▶ _Exercise text_:
Do you find yourself without any opportunities to hydrate or fuel during competition?
Do you have a hard time eating a pregame meal because of a nervous stomach or "butterflies"?
Competing at a high-intensity for long periods of time without a break can leave you dehydrated and fatigued from low energy, especially if you do not hydrate and fuel properly before competition.
Three main causes of exercise fatigue and impaired sports performance are:
- reduced energy stores in muscles ("glycogen")
- low blood sugar levels
Rehydrating and refueling during competition (at half-time) can help keep sports performance at optimal levels and help get you through the second half of the game, especially those crucial final minutes when physical and mental fatigue can really take a toll. This is even more important if you consider those unexpected overtime periods that sometimes occur.
Halftime is a great opportunity to refuel and rehydrate. Fluids provide the much needed hydration for your body to cool itself and maintain its optimal temperature. Carbohydrate foods provide the much needed glucose (sugar) your brain and muscles use during competition.

▶ _Task prompt_: Write what comes next in the article on halftime hydration and fueling, picking up after its last sentence.

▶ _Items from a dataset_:
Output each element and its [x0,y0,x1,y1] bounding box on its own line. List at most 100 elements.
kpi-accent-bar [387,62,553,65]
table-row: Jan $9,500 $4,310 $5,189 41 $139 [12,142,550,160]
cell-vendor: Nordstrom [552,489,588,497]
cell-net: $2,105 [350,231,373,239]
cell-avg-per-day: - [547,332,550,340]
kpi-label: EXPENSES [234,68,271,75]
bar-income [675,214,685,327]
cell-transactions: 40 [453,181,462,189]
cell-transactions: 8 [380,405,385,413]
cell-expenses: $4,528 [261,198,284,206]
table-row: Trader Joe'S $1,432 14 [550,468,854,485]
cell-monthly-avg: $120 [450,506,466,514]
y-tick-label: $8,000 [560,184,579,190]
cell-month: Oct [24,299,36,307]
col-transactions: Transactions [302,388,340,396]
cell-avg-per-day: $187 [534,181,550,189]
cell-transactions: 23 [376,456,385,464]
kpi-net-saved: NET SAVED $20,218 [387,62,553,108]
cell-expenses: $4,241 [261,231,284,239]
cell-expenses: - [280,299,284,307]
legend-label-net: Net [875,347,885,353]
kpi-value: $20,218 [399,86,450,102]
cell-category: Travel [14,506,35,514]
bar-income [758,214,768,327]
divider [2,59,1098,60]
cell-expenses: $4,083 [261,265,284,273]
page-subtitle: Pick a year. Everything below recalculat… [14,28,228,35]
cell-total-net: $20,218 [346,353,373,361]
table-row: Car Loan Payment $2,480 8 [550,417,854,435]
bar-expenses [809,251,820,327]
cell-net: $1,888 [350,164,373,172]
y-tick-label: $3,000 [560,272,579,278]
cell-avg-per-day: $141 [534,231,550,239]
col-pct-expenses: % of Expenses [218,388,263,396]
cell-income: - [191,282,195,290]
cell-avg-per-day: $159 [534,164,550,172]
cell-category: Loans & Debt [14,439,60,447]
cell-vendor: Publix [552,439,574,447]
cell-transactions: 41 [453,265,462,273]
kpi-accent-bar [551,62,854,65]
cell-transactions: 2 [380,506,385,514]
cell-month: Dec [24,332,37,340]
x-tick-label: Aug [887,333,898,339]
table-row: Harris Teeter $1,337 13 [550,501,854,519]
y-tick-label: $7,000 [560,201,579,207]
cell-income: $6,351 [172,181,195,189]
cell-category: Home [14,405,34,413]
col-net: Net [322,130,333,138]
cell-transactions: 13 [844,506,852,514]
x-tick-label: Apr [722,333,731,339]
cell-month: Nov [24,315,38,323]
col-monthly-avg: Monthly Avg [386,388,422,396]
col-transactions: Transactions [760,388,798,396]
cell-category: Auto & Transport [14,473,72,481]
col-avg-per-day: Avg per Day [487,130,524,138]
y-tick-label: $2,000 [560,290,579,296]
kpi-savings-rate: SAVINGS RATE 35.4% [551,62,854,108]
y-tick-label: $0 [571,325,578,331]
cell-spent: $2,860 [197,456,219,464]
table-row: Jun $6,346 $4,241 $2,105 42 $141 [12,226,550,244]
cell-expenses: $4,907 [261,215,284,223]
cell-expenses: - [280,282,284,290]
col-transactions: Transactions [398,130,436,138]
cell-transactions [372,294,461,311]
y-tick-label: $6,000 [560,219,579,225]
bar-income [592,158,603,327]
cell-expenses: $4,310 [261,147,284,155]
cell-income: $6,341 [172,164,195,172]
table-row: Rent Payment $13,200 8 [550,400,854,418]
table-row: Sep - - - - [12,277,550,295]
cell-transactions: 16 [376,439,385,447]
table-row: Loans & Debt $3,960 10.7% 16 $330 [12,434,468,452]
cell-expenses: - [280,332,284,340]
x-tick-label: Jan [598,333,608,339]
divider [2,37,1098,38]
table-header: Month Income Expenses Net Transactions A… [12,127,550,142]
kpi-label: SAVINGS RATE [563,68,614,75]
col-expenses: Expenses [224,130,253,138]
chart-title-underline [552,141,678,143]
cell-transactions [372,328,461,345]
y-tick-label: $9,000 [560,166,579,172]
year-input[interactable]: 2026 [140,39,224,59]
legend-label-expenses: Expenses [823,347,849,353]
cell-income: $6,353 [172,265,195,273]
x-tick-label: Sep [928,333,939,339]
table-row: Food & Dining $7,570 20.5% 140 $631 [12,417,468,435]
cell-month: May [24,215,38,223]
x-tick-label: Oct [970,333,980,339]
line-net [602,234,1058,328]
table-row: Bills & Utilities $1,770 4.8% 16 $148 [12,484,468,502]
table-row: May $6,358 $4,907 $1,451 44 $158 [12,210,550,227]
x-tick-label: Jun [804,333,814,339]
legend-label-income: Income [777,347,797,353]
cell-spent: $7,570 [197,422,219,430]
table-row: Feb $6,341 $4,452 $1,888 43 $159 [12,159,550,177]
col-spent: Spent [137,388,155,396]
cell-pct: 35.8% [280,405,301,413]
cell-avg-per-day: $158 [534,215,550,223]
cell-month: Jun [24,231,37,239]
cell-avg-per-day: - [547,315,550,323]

▶ _Task output_:
Here are some half-time snack suggestions that provide your body with the much needed fluids and fuel (glucose) to stay strong, delay fatigue, and keep your performance high. These foods are high in water content, high in carbohydrates, and low in fat so they digest quickly.
- Sports Drinks (Gatorade) or Water
- Cut-up melon
- Sliced oranges
- Apple wedges
Never try anything new for the first time on GAME DAY!!!
Try different carbohydrate foods during practice first to see if they settle well in your stomach.
Everyone is different. What works for a teammate, may not work for you.